## YOUR INSTRUCTIONS
Take the items below from their first line through the line that contains "grid-cell — [107, 283, 113, 288]", both ends included, and convert each of those lines into one string in a JSON list, omitting blank lines.
* start DATA ENTRIES *
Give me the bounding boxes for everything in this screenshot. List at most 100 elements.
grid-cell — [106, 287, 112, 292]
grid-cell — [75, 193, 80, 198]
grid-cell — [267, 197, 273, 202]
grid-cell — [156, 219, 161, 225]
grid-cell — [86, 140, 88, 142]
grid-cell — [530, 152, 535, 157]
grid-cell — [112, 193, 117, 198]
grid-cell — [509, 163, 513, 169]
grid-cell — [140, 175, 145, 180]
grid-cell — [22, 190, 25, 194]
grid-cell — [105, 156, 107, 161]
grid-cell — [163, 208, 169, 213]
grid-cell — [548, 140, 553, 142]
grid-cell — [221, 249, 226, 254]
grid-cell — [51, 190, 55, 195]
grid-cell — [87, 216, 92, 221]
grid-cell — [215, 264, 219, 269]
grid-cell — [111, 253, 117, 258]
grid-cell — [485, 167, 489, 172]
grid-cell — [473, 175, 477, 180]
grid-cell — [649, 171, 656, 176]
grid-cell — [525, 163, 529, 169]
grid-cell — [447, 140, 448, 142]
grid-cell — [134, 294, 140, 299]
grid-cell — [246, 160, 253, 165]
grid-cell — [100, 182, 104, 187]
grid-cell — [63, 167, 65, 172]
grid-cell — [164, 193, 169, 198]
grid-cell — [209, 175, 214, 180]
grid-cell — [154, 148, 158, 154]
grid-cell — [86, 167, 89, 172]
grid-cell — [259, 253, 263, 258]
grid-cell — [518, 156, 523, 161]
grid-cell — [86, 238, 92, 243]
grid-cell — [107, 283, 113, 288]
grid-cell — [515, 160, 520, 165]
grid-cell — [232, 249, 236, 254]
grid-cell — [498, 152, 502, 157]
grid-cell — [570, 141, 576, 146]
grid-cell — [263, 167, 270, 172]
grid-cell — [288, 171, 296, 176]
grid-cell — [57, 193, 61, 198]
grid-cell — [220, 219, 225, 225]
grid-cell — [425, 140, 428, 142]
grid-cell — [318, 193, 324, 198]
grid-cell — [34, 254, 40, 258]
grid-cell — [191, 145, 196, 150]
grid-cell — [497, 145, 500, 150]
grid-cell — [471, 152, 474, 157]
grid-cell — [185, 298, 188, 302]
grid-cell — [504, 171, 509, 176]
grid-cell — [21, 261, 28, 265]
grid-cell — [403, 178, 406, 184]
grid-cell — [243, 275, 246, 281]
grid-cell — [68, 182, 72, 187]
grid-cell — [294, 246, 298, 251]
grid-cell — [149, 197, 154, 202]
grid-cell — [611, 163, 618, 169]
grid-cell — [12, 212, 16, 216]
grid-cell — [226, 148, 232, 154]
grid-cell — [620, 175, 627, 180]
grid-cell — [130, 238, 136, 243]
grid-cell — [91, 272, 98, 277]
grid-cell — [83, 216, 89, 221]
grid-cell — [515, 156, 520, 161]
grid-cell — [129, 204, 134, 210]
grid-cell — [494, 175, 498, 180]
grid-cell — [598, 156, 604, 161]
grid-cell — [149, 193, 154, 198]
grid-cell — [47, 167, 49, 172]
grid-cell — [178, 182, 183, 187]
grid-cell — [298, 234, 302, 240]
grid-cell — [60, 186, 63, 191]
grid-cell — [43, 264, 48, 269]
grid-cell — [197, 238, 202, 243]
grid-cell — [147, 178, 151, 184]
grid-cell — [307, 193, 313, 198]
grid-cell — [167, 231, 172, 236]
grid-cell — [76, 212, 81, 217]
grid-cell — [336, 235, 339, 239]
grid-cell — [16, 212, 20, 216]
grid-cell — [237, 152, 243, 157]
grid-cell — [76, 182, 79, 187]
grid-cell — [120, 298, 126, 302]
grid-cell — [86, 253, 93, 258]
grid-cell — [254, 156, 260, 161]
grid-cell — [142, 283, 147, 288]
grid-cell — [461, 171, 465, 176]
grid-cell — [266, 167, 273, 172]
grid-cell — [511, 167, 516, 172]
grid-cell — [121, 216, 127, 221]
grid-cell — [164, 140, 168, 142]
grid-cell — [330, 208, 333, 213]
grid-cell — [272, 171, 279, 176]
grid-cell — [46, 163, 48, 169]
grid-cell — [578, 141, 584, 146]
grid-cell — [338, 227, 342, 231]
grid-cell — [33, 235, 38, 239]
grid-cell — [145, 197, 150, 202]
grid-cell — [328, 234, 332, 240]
* end DATA ENTRIES *
## REPLY TO THE EXERCISE
[
  "Give me the bounding boxes for everything in this screenshot. List at most 100 elements.",
  "grid-cell — [106, 287, 112, 292]",
  "grid-cell — [75, 193, 80, 198]",
  "grid-cell — [267, 197, 273, 202]",
  "grid-cell — [156, 219, 161, 225]",
  "grid-cell — [86, 140, 88, 142]",
  "grid-cell — [530, 152, 535, 157]",
  "grid-cell — [112, 193, 117, 198]",
  "grid-cell — [509, 163, 513, 169]",
  "grid-cell — [140, 175, 145, 180]",
  "grid-cell — [22, 190, 25, 194]",
  "grid-cell — [105, 156, 107, 161]",
  "grid-cell — [163, 208, 169, 213]",
  "grid-cell — [548, 140, 553, 142]",
  "grid-cell — [221, 249, 226, 254]",
  "grid-cell — [51, 190, 55, 195]",
  "grid-cell — [87, 216, 92, 221]",
  "grid-cell — [215, 264, 219, 269]",
  "grid-cell — [111, 253, 117, 258]",
  "grid-cell — [485, 167, 489, 172]",
  "grid-cell — [473, 175, 477, 180]",
  "grid-cell — [649, 171, 656, 176]",
  "grid-cell — [525, 163, 529, 169]",
  "grid-cell — [447, 140, 448, 142]",
  "grid-cell — [134, 294, 140, 299]",
  "grid-cell — [246, 160, 253, 165]",
  "grid-cell — [100, 182, 104, 187]",
  "grid-cell — [63, 167, 65, 172]",
  "grid-cell — [164, 193, 169, 198]",
  "grid-cell — [209, 175, 214, 180]",
  "grid-cell — [154, 148, 158, 154]",
  "grid-cell — [86, 167, 89, 172]",
  "grid-cell — [259, 253, 263, 258]",
  "grid-cell — [518, 156, 523, 161]",
  "grid-cell — [86, 238, 92, 243]",
  "grid-cell — [107, 283, 113, 288]"
]